In the records below, find each line containing the word "quelques" and copy it.

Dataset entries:
** Begin **

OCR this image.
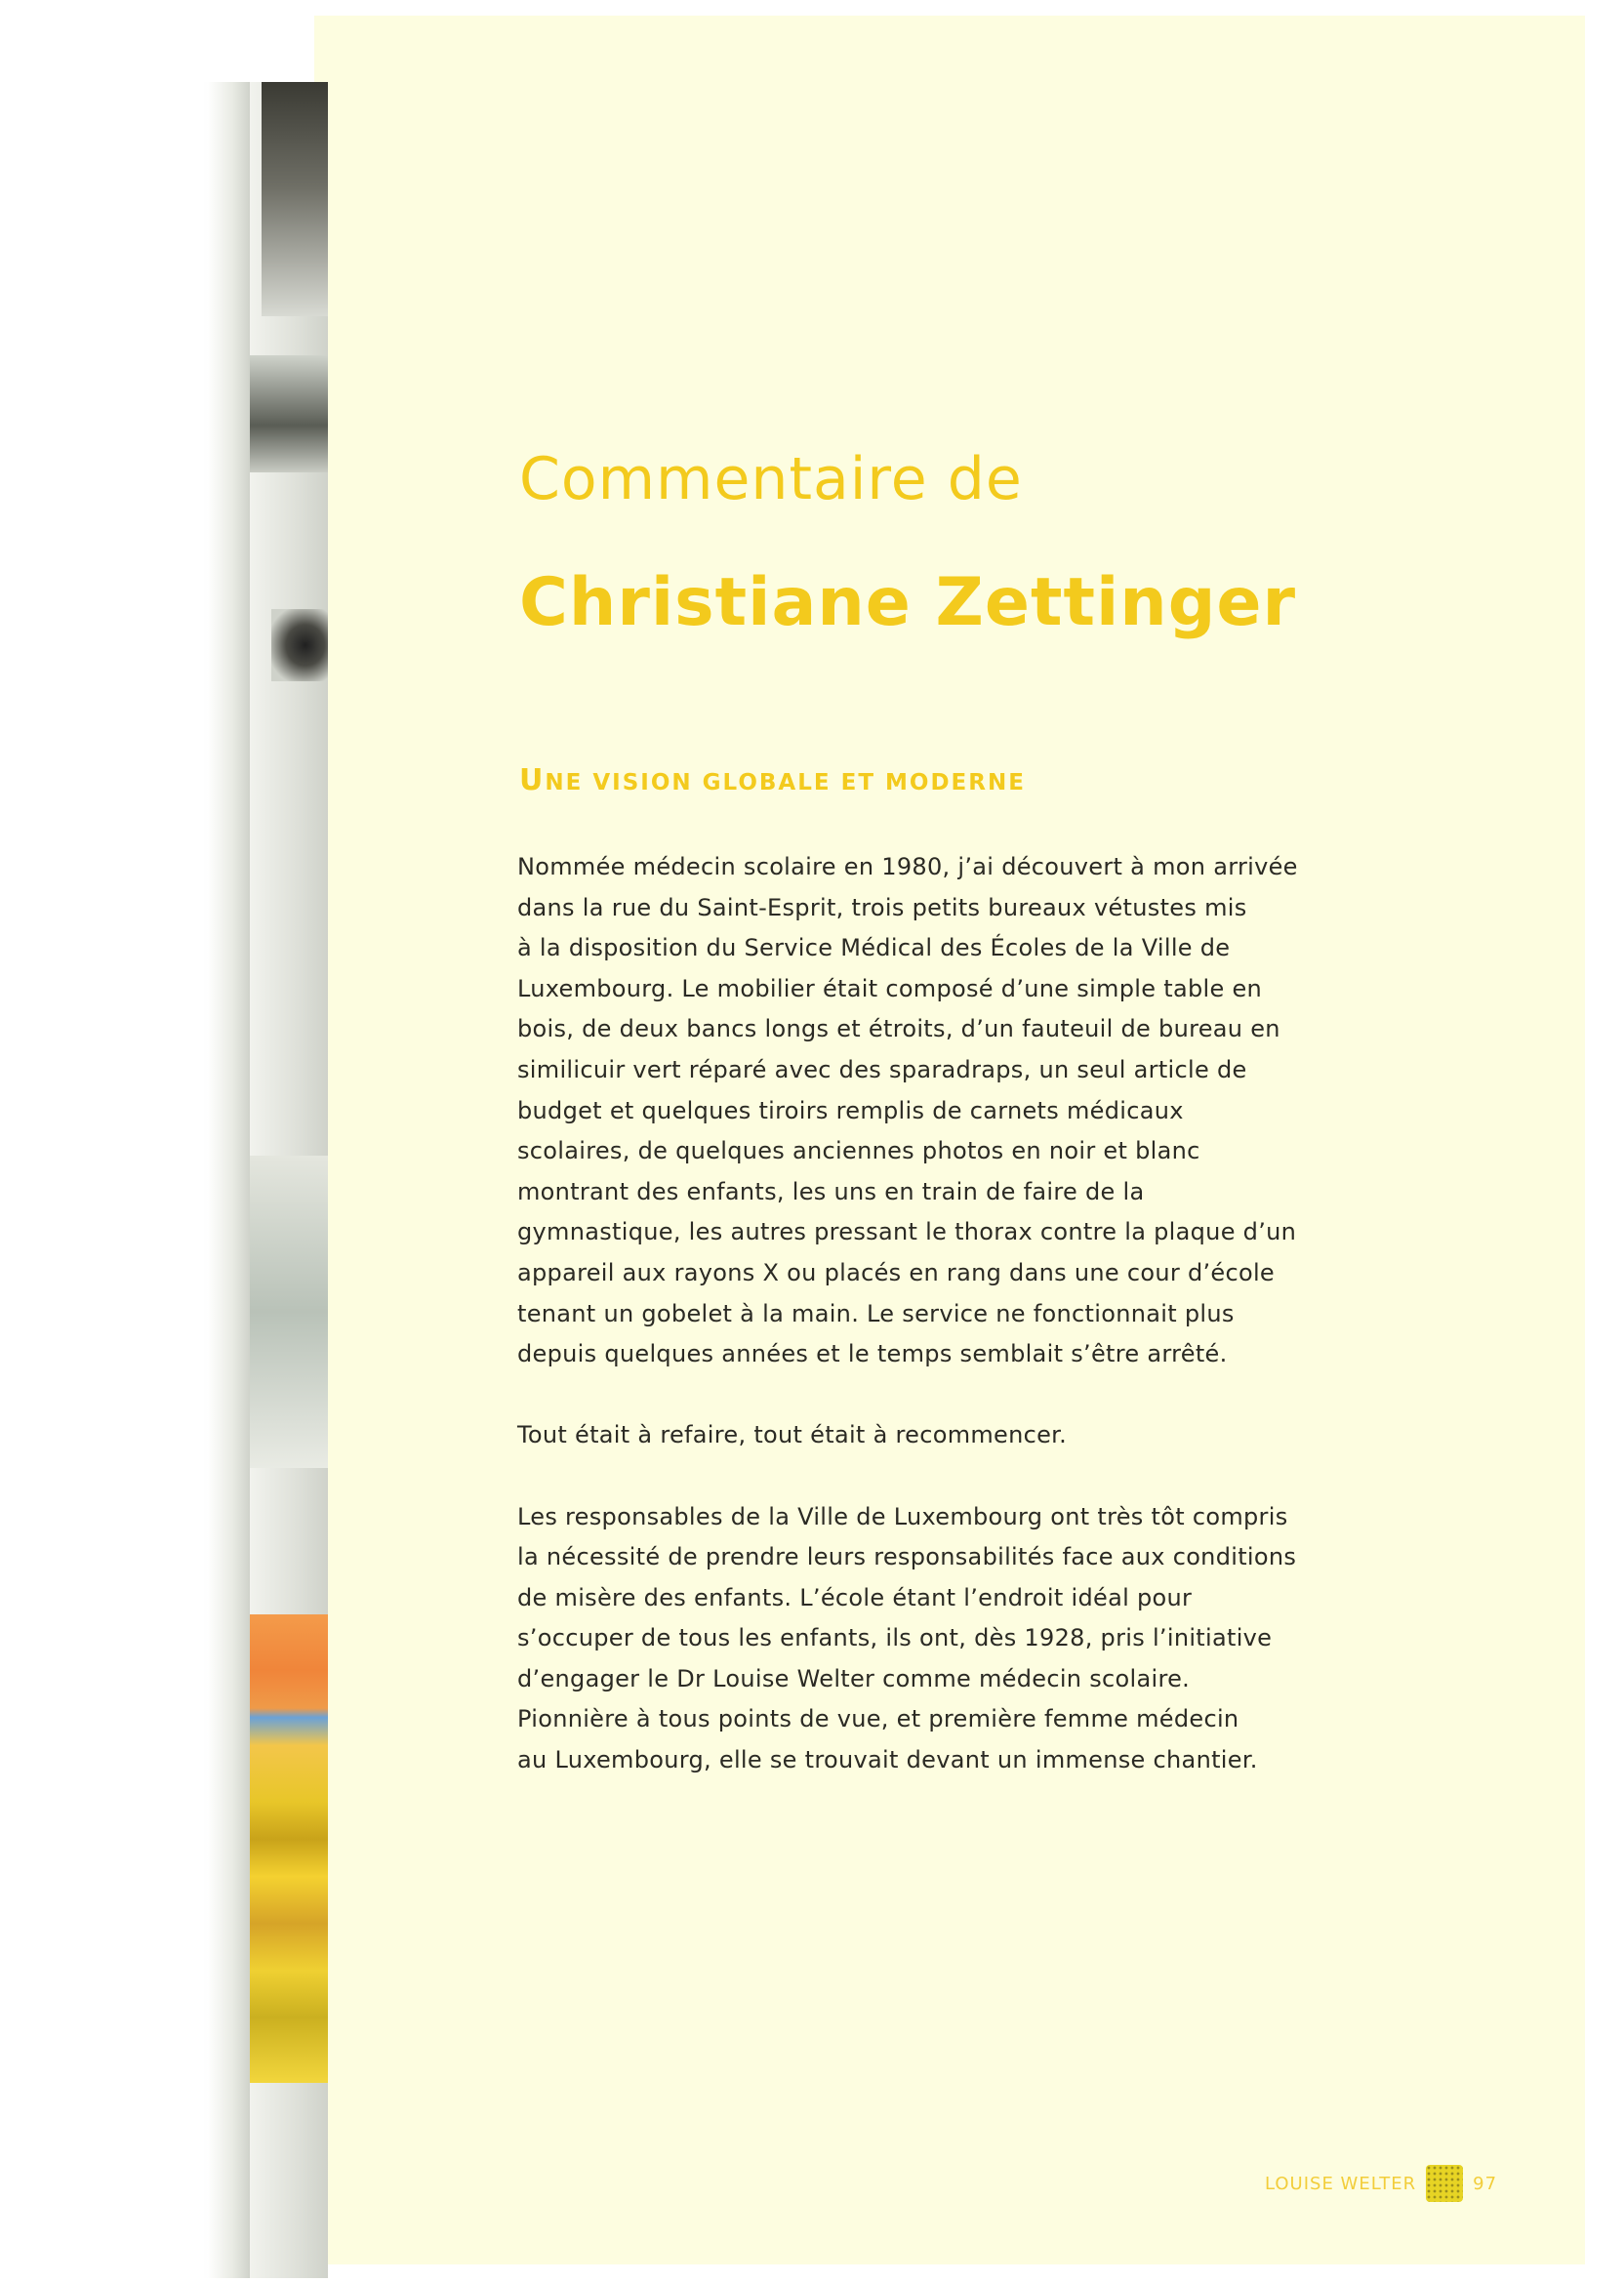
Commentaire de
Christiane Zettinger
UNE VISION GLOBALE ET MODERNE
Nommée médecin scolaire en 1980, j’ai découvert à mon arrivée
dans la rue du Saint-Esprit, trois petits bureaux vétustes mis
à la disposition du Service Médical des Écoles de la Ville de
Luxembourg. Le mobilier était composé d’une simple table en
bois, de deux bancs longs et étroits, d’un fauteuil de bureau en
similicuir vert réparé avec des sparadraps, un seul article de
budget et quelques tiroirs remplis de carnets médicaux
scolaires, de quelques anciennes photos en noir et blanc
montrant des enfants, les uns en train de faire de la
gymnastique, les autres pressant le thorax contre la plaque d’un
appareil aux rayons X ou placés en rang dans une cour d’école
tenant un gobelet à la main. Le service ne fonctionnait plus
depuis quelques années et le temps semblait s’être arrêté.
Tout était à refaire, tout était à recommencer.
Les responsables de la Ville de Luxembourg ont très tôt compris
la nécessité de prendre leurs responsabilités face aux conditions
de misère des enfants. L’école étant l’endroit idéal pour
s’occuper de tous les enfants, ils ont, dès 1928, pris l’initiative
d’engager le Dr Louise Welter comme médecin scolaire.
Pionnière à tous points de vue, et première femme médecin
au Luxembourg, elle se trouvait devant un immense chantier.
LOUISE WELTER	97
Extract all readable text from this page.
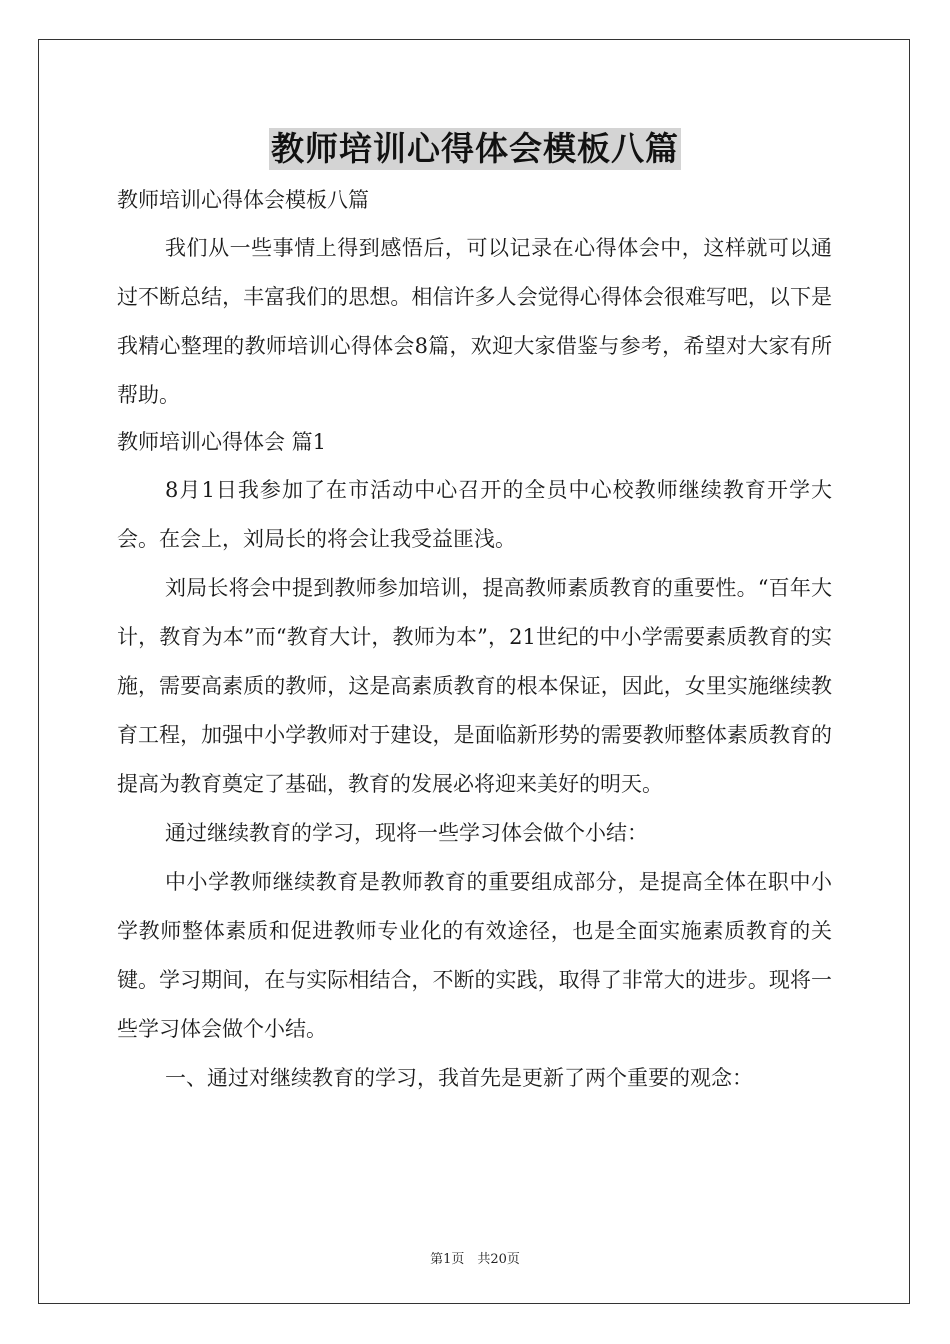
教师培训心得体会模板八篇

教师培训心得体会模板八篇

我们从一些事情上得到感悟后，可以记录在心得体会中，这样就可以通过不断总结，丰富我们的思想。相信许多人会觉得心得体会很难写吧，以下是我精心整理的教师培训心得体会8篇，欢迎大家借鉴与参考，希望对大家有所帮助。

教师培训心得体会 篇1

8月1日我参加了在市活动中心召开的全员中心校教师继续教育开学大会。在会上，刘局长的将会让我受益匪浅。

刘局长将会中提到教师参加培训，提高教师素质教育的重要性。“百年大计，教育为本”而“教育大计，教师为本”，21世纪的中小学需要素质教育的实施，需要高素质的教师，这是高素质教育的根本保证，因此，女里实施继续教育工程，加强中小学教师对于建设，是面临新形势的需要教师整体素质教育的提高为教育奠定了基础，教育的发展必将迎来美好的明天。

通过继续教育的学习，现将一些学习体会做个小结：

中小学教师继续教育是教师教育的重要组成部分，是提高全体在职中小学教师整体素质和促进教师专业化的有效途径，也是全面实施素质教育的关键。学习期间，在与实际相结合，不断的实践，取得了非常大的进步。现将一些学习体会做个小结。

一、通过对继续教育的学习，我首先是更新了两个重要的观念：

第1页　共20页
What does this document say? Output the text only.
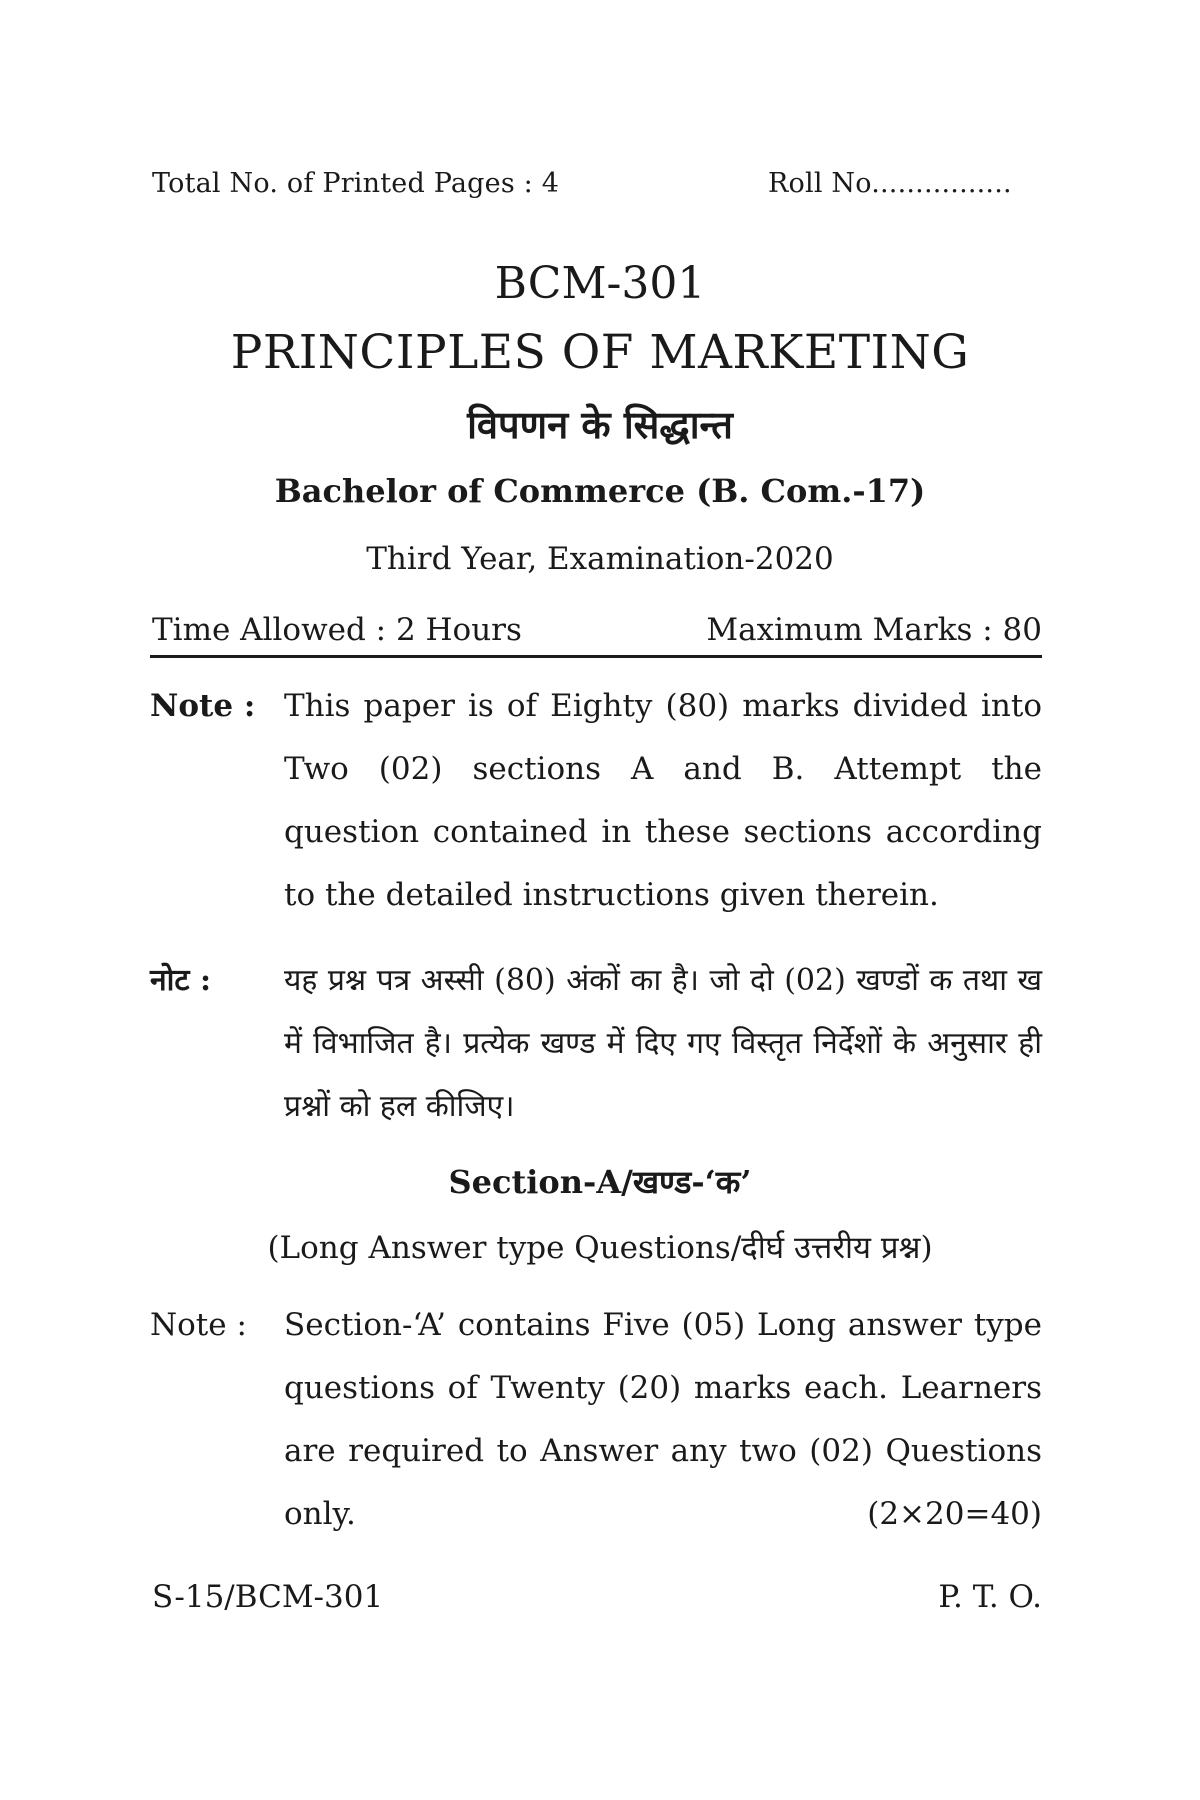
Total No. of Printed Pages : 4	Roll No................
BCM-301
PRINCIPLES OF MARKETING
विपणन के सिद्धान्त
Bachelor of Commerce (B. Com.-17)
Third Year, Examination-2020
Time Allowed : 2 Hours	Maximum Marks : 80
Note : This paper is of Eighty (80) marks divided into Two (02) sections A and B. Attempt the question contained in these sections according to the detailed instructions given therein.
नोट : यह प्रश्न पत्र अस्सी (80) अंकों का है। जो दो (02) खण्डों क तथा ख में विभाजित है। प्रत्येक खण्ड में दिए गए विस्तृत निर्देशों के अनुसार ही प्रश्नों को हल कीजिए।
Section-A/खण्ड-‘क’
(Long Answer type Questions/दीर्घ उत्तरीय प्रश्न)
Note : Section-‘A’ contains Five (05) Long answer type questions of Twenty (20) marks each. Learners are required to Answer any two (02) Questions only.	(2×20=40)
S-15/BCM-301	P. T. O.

** End **

■ **Task solution**:
budget et quelques tiroirs remplis de carnets médicaux
scolaires, de quelques anciennes photos en noir et blanc
depuis quelques années et le temps semblait s’être arrêté.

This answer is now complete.